[Problem]: Reproduce all lines of the listing below in which the word "title" occurs.

Records contained in a dataset

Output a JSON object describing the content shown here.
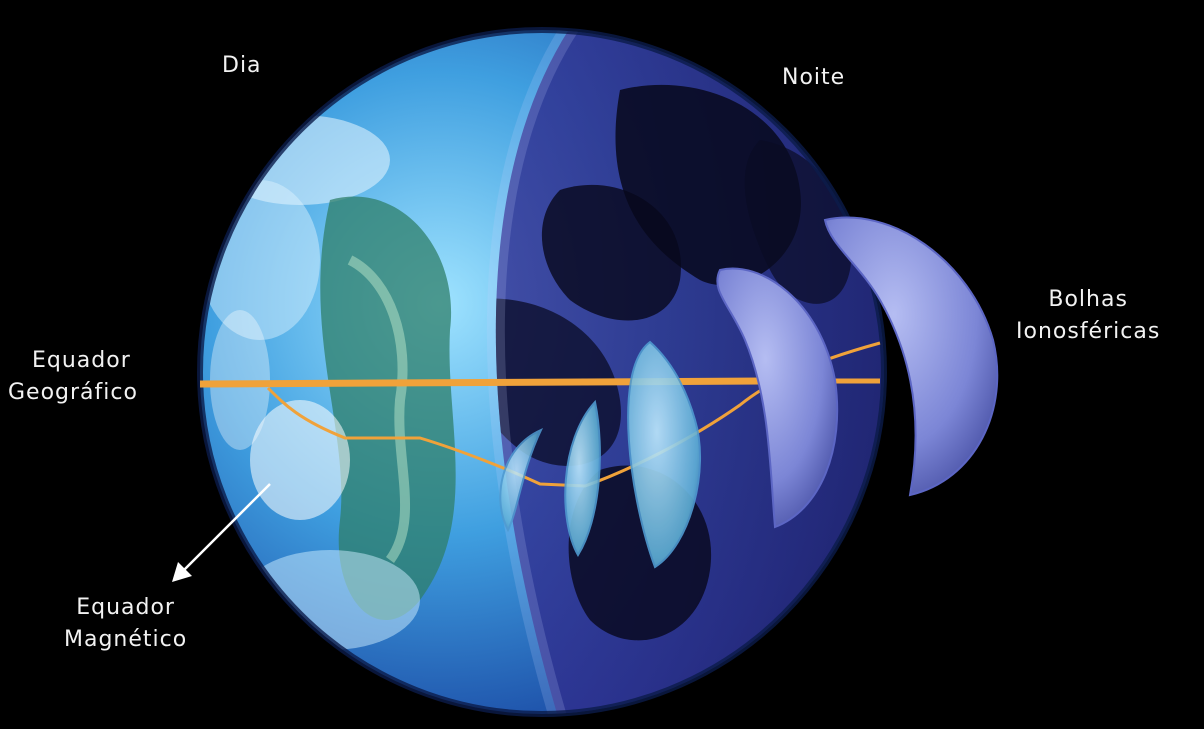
{
  "labels": {
    "day": "Dia",
    "night": "Noite",
    "bubbles": [
      "Bolhas",
      "Ionosféricas"
    ],
    "geo_equator": [
      "Equador",
      "Geográfico"
    ],
    "mag_equator": [
      "Equador",
      "Magnético"
    ]
  },
  "colors": {
    "background": "#000000",
    "equator_line": "#f0a23a",
    "bubble_fill": "#7c86d6",
    "day_ocean": "#3f9fe0",
    "night_side": "#3a3aa8"
  }
}
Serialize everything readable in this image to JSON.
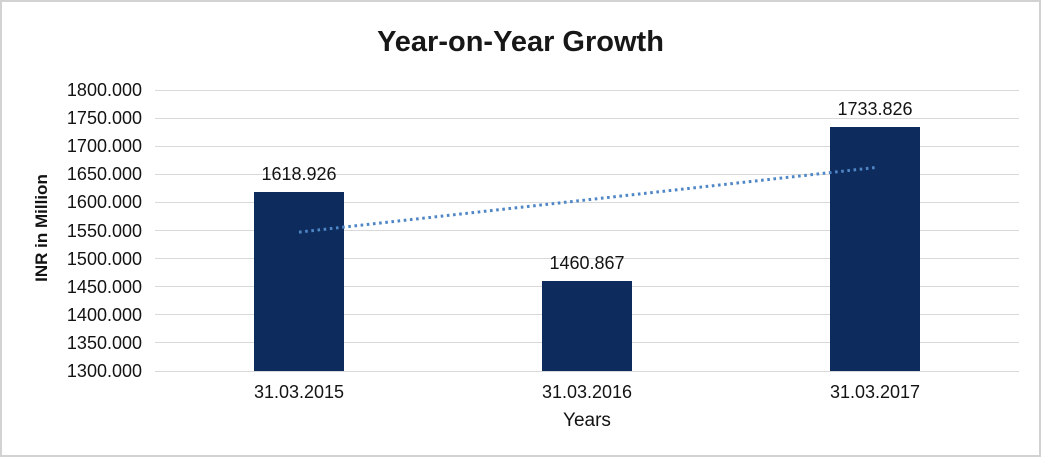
{
  "chart_data": {
    "type": "bar",
    "title": "Year-on-Year Growth",
    "categories": [
      "31.03.2015",
      "31.03.2016",
      "31.03.2017"
    ],
    "values": [
      1618.926,
      1460.867,
      1733.826
    ],
    "data_labels": [
      "1618.926",
      "1460.867",
      "1733.826"
    ],
    "xlabel": "Years",
    "ylabel": "INR in Million",
    "ylim": [
      1300,
      1800
    ],
    "y_tick_step": 50,
    "y_tick_labels": [
      "1800.000",
      "1750.000",
      "1700.000",
      "1650.000",
      "1600.000",
      "1550.000",
      "1500.000",
      "1450.000",
      "1400.000",
      "1350.000",
      "1300.000"
    ],
    "grid": "horizontal",
    "legend": "none",
    "bar_color": "#0d2b5c",
    "gridline_color": "#d9d9d9",
    "trendline": {
      "type": "linear",
      "style": "dotted",
      "color": "#4e86c6",
      "start_value": 1547.1,
      "end_value": 1662.0
    }
  }
}
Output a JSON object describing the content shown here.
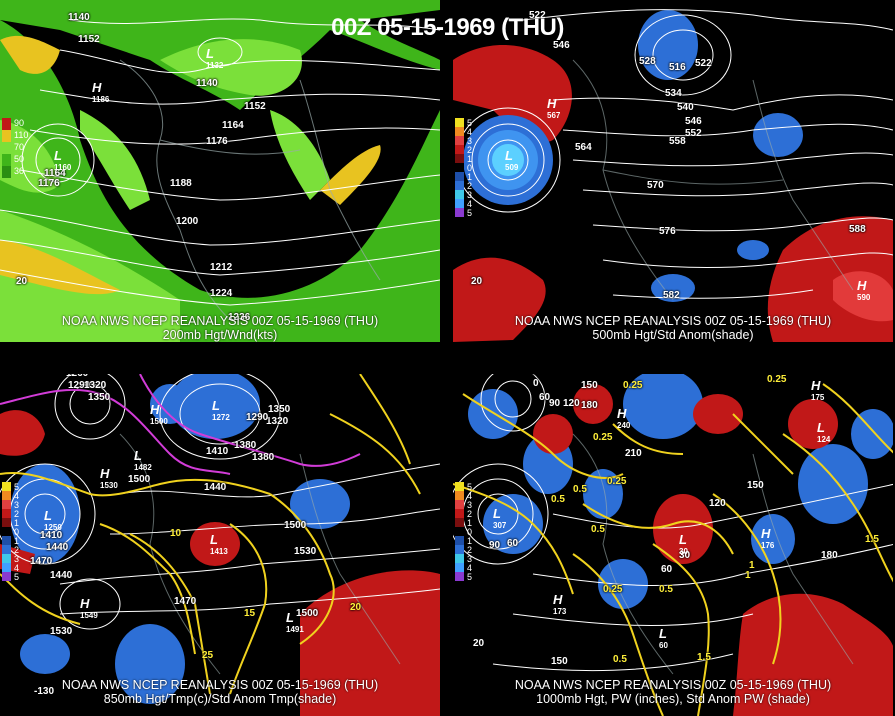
{
  "title": "00Z 05-15-1969 (THU)",
  "colors": {
    "wind_green": "#3fb51a",
    "wind_light": "#7be03a",
    "wind_yellow": "#e8c320",
    "pos_anom": "#c11818",
    "neg_anom": "#2d6fd6",
    "contour": "#ffffff",
    "temp_contour": "#f0d21e",
    "cold_contour": "#d23cd8"
  },
  "panels": [
    {
      "id": "tl",
      "caption_line1": "NOAA NWS NCEP REANALYSIS 00Z 05-15-1969 (THU)",
      "caption_line2": "200mb Hgt/Wnd(kts)",
      "legend": [
        "90",
        "110",
        "70",
        "50",
        "30"
      ],
      "contour_labels": [
        "1140",
        "1152",
        "1140",
        "1152",
        "1164",
        "1176",
        "1188",
        "1200",
        "1212",
        "1224",
        "1236",
        "1176",
        "1164",
        "20"
      ],
      "centers": [
        {
          "type": "H",
          "value": "1186"
        },
        {
          "type": "L",
          "value": "1132"
        },
        {
          "type": "L",
          "value": "1160"
        }
      ]
    },
    {
      "id": "tr",
      "caption_line1": "NOAA NWS NCEP REANALYSIS 00Z 05-15-1969 (THU)",
      "caption_line2": "500mb Hgt/Std Anom(shade)",
      "legend": [
        "5",
        "4",
        "3",
        "2",
        "1",
        "0",
        "1",
        "2",
        "3",
        "4",
        "5"
      ],
      "contour_labels": [
        "522",
        "546",
        "528",
        "516",
        "522",
        "534",
        "540",
        "546",
        "552",
        "558",
        "564",
        "570",
        "576",
        "582",
        "588",
        "20"
      ],
      "centers": [
        {
          "type": "H",
          "value": "567"
        },
        {
          "type": "L",
          "value": "509"
        },
        {
          "type": "H",
          "value": "590"
        }
      ]
    },
    {
      "id": "bl",
      "caption_line1": "NOAA NWS NCEP REANALYSIS 00Z 05-15-1969 (THU)",
      "caption_line2": "850mb Hgt/Tmp(c)/Std Anom Tmp(shade)",
      "legend": [
        "5",
        "4",
        "3",
        "2",
        "1",
        "0",
        "1",
        "2",
        "3",
        "4",
        "5"
      ],
      "contour_labels": [
        "1260",
        "1290",
        "1320",
        "1350",
        "1380",
        "1410",
        "1440",
        "1470",
        "1500",
        "1530",
        "1350",
        "1320",
        "1290",
        "1380",
        "1410",
        "1440",
        "1500",
        "1530",
        "1500",
        "1470",
        "1440",
        "10",
        "15",
        "20",
        "25",
        "-130"
      ],
      "centers": [
        {
          "type": "H",
          "value": "1530"
        },
        {
          "type": "L",
          "value": "1482"
        },
        {
          "type": "H",
          "value": "1500"
        },
        {
          "type": "L",
          "value": "1250"
        },
        {
          "type": "L",
          "value": "1272"
        },
        {
          "type": "L",
          "value": "1413"
        },
        {
          "type": "H",
          "value": "1549"
        },
        {
          "type": "L",
          "value": "1491"
        }
      ]
    },
    {
      "id": "br",
      "caption_line1": "NOAA NWS NCEP REANALYSIS 00Z 05-15-1969 (THU)",
      "caption_line2": "1000mb Hgt, PW (inches), Std Anom PW (shade)",
      "legend": [
        "5",
        "4",
        "3",
        "2",
        "1",
        "0",
        "1",
        "2",
        "3",
        "4",
        "5"
      ],
      "contour_labels": [
        "30",
        "0",
        "60",
        "90",
        "120",
        "150",
        "180",
        "210",
        "0.25",
        "0.5",
        "0.25",
        "0.25",
        "0.5",
        "1",
        "1.5",
        "90",
        "60",
        "30",
        "120",
        "150",
        "180",
        "0.5",
        "0.25",
        "1",
        "0.5",
        "1.5",
        "0.25",
        "0.5",
        "60",
        "150",
        "20"
      ],
      "centers": [
        {
          "type": "L",
          "value": "307"
        },
        {
          "type": "H",
          "value": "240"
        },
        {
          "type": "H",
          "value": "175"
        },
        {
          "type": "L",
          "value": "30"
        },
        {
          "type": "L",
          "value": "124"
        },
        {
          "type": "H",
          "value": "176"
        },
        {
          "type": "H",
          "value": "173"
        },
        {
          "type": "L",
          "value": "60"
        }
      ]
    }
  ]
}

[Correct output]:
    "title": "Year-on-Year Growth",
  "title": "00Z 05-15-1969 (THU)",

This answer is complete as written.